(Figure collection entries)

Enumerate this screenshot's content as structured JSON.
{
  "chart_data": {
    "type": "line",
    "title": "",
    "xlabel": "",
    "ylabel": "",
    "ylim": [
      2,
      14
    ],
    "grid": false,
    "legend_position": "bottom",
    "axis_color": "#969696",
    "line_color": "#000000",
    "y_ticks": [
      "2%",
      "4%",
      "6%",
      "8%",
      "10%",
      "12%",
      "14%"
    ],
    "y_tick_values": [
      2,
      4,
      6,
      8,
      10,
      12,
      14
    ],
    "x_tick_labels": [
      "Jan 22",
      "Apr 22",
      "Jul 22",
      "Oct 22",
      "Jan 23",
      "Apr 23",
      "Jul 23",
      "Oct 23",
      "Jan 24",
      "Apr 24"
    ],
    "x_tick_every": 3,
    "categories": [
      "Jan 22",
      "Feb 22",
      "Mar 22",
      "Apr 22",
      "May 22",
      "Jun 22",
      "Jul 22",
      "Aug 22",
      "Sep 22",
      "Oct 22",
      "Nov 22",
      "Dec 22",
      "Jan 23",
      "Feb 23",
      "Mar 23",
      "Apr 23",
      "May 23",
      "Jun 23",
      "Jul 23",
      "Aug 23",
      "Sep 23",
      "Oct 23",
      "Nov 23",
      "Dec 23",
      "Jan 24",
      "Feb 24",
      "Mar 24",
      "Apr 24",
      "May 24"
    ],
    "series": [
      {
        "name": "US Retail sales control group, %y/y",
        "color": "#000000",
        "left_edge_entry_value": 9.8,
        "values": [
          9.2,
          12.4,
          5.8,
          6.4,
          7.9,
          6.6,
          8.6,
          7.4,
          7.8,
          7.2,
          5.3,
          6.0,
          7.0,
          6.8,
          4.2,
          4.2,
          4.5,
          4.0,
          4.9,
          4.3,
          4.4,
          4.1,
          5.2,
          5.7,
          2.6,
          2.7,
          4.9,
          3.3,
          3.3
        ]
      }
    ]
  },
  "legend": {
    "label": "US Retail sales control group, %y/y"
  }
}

**What the exercise asks**
In the listing above, find the lines holding the word "group" and copy them.

**Solution below**
        "name": "US Retail sales control group, %y/y",
    "label": "US Retail sales control group, %y/y"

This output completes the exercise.